**Document excerpt:**
╭──

April 19, 2021

European Commission approves the second indication of isatuximab for relapsed multiple myeloma

European Commission approves the second indication of isatuximab for relapsed multiple myeloma

 

 

The European Commission (EC) has approved isatuximab (Sarclisa®) in combination with carfilzomib and dexamethasone (Kd) for the treatment of adult patients with relapsed multiple myeloma who have received at least one prior therapy. This marks the second EC approval of isatuximab in combination with a standard of care regimen in less than 12 months.

 

“As there is no cure for multiple myeloma and patients often experience disease relapse, we must persist in our pursuit for additional treatment options. Nearly 30% of patients treated with the Sarclisa regimen had a profound response with undetectable levels of multiple myeloma,” said Philippe Moreau, M.D., Department of Hematology, University Hospital of Nantes, France. “This new therapeutic regimen has the potential to become a standard of care for patients with relapsed multiple myeloma, who now have another treatment option earlier in the progression of their disease.”

 

IKEMA study

This approval is based on data from the Phase 3 IKEMA study, a randomized, multi-centre, open-label clinical trial that enrolled 302 patients with relapsed myeloma. Isatuximab in combination with carfilzomib and dexamethasone reduced the risk of disease progression or death by 47% versus carfilzomib and dexamethasone.

╰──

**Work to complete:**
According to the isatuximab approval announcement, how many patients were enrolled in the Phase 3 IKEMA study? The entries that follow have no connection to the isatuximab approval announcement.

**Excerpted records:**

╭──

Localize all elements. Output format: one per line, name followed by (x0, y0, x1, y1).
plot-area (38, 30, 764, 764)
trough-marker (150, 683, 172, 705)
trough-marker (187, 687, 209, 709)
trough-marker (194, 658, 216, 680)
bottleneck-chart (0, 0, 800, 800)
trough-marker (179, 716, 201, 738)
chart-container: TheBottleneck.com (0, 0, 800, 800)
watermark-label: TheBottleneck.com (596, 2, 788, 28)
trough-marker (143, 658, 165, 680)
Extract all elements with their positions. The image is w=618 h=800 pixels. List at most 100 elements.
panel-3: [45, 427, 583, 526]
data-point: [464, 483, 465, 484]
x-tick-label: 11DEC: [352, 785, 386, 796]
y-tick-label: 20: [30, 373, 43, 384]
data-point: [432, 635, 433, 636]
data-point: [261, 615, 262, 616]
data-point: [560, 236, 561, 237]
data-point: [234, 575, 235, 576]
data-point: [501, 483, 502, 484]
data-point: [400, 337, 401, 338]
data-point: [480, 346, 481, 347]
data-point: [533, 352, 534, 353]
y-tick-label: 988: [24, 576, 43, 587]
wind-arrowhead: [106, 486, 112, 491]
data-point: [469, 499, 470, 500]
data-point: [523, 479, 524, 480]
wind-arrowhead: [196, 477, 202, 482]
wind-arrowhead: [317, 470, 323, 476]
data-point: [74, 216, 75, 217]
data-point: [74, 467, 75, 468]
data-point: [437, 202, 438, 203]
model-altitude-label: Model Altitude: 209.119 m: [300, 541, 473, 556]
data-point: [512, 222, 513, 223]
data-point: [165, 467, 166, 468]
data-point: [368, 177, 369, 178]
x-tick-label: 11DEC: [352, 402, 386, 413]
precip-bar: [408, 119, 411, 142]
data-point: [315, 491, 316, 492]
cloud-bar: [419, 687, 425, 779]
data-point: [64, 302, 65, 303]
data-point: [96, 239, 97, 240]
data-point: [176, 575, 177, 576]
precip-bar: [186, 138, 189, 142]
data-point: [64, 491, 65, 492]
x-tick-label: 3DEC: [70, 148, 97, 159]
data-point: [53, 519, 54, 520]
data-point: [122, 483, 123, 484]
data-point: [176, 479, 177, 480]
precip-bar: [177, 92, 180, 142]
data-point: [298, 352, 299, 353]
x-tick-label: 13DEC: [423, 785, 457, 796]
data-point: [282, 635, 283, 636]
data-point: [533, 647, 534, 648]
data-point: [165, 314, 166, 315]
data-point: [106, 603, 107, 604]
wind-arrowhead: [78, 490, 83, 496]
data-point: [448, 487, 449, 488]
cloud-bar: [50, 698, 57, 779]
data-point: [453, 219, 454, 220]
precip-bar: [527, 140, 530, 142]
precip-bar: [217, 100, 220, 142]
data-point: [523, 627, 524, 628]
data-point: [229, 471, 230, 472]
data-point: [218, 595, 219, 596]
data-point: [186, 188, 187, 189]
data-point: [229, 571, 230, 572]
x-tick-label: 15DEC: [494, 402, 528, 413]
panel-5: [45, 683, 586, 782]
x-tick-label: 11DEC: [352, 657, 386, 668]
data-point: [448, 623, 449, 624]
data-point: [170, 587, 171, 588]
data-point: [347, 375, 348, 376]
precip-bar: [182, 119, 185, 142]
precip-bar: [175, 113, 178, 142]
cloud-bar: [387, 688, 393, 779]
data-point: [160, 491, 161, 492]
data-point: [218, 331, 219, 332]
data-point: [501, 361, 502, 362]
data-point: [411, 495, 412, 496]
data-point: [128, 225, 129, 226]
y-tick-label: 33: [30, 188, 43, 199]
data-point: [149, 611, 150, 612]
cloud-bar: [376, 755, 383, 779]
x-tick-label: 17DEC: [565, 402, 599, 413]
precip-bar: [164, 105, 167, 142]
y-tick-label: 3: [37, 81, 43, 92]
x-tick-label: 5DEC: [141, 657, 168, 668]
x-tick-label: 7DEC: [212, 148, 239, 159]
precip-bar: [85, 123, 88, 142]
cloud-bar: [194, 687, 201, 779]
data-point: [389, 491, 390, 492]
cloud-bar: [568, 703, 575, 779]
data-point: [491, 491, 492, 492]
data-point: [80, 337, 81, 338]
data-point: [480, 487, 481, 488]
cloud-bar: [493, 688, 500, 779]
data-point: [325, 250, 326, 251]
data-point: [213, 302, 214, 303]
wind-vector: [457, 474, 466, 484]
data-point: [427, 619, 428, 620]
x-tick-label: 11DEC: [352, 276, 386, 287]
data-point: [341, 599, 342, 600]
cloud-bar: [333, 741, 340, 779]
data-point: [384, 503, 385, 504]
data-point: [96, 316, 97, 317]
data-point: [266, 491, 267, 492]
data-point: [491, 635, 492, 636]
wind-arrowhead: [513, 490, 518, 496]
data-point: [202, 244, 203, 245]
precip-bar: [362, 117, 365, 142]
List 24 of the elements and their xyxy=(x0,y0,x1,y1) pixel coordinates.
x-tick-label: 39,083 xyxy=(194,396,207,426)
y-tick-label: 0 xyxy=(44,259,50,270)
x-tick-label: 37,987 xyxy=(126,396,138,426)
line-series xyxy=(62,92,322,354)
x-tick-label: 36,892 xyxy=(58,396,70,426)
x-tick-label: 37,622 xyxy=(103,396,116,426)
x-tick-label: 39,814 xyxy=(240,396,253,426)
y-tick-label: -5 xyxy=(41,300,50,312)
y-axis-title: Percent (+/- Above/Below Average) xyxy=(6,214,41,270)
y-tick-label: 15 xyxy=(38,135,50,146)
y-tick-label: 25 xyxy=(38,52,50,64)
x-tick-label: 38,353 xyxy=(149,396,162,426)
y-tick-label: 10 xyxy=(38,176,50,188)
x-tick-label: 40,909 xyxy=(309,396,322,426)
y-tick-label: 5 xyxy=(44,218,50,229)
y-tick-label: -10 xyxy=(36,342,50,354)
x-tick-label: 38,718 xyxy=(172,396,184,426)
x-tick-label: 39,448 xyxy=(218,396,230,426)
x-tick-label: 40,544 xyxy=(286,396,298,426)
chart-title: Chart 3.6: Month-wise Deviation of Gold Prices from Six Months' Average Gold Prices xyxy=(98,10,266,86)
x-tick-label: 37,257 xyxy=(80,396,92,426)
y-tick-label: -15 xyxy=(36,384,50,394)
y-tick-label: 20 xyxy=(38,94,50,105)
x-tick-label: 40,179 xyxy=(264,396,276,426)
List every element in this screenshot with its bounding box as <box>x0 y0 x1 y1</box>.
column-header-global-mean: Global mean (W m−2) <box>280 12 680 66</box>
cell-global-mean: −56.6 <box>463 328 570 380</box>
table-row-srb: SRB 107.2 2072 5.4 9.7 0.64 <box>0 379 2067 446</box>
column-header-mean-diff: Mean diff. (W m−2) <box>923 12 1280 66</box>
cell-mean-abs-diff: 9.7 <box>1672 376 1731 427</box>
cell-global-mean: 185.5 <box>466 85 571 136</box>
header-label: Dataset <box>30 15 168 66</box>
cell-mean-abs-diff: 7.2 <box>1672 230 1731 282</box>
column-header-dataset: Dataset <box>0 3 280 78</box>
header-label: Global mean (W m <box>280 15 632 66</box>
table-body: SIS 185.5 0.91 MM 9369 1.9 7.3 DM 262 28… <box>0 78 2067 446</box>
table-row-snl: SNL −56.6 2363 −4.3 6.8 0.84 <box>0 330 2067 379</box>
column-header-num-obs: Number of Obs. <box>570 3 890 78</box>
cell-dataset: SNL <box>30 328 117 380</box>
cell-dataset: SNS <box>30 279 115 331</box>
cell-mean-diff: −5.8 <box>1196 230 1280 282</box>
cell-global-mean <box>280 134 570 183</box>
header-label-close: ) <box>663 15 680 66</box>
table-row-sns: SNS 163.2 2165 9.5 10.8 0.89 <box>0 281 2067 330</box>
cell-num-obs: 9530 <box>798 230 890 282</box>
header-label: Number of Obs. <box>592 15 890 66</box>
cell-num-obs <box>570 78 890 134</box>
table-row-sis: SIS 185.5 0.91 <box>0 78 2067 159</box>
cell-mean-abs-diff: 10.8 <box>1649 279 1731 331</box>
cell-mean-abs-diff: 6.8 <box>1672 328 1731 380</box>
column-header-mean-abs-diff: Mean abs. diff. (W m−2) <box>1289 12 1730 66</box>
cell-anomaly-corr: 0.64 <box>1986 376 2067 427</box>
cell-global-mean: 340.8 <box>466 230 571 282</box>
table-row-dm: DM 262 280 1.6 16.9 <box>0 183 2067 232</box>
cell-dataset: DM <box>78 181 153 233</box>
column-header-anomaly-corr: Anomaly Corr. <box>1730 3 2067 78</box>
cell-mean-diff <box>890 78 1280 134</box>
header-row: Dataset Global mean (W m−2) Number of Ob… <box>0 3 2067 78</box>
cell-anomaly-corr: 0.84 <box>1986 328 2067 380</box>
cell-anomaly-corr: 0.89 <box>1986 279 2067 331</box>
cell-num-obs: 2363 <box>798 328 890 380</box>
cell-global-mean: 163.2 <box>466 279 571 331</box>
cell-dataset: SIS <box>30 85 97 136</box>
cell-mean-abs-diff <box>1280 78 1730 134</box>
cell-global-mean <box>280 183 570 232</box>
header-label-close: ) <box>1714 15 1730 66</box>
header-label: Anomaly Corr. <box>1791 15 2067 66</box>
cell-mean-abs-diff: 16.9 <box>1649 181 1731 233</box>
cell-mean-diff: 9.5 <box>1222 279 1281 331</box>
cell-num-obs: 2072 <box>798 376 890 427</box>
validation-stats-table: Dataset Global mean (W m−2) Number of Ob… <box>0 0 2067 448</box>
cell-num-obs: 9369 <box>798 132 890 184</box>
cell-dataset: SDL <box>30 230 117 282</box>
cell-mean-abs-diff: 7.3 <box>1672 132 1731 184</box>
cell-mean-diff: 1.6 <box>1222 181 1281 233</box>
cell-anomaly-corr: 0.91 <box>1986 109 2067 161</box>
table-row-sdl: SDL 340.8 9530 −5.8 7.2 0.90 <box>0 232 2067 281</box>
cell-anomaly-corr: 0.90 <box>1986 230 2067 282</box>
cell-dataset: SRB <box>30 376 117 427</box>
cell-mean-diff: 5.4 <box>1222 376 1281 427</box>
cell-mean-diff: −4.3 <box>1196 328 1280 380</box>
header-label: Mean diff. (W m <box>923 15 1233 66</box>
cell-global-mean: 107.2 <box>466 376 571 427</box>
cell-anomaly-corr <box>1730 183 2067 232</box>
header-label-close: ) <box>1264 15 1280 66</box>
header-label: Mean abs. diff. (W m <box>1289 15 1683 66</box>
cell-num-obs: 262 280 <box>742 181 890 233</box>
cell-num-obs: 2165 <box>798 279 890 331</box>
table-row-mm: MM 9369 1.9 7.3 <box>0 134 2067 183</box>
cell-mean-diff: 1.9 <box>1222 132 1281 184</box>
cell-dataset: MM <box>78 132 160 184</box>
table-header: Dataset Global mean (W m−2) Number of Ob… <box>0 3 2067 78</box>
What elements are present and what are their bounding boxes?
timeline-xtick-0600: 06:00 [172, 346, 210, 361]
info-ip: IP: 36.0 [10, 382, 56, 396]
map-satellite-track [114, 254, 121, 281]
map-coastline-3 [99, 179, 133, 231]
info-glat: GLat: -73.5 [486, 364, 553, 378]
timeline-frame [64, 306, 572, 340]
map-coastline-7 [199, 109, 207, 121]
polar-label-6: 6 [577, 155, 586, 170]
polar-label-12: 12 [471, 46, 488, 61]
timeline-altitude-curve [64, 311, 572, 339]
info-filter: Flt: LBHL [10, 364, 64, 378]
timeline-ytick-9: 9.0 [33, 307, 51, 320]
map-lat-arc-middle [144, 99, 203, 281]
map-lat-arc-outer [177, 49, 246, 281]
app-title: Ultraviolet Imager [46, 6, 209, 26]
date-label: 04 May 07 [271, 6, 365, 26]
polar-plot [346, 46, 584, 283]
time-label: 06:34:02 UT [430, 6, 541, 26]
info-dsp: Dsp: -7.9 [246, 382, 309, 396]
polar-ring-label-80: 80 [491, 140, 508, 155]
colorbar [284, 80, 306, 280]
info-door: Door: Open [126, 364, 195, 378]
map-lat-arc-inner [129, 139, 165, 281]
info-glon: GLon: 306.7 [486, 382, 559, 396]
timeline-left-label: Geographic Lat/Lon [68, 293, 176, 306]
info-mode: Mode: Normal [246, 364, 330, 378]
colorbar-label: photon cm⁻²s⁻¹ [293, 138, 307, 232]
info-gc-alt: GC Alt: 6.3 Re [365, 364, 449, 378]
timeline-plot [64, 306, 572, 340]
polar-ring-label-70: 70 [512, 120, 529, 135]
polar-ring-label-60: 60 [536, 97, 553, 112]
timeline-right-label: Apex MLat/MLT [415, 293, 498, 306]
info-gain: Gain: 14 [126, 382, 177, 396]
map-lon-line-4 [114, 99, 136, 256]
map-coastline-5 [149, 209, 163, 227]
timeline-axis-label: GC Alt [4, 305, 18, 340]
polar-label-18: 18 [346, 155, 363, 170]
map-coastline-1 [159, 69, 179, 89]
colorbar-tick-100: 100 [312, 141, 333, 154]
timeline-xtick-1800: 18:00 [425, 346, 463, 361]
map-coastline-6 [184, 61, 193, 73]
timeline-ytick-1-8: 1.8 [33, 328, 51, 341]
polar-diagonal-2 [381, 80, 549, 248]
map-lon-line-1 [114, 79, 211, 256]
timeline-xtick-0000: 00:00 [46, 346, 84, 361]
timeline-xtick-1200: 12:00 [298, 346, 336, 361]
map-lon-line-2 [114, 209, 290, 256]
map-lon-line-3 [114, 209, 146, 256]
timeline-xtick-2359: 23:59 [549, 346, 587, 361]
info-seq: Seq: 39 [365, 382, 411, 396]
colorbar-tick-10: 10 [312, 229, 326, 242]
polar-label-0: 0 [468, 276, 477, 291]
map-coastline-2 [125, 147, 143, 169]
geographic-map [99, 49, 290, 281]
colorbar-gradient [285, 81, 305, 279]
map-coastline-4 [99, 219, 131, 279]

╰──

**Answer to the problem:**
302 patients with relapsed myeloma.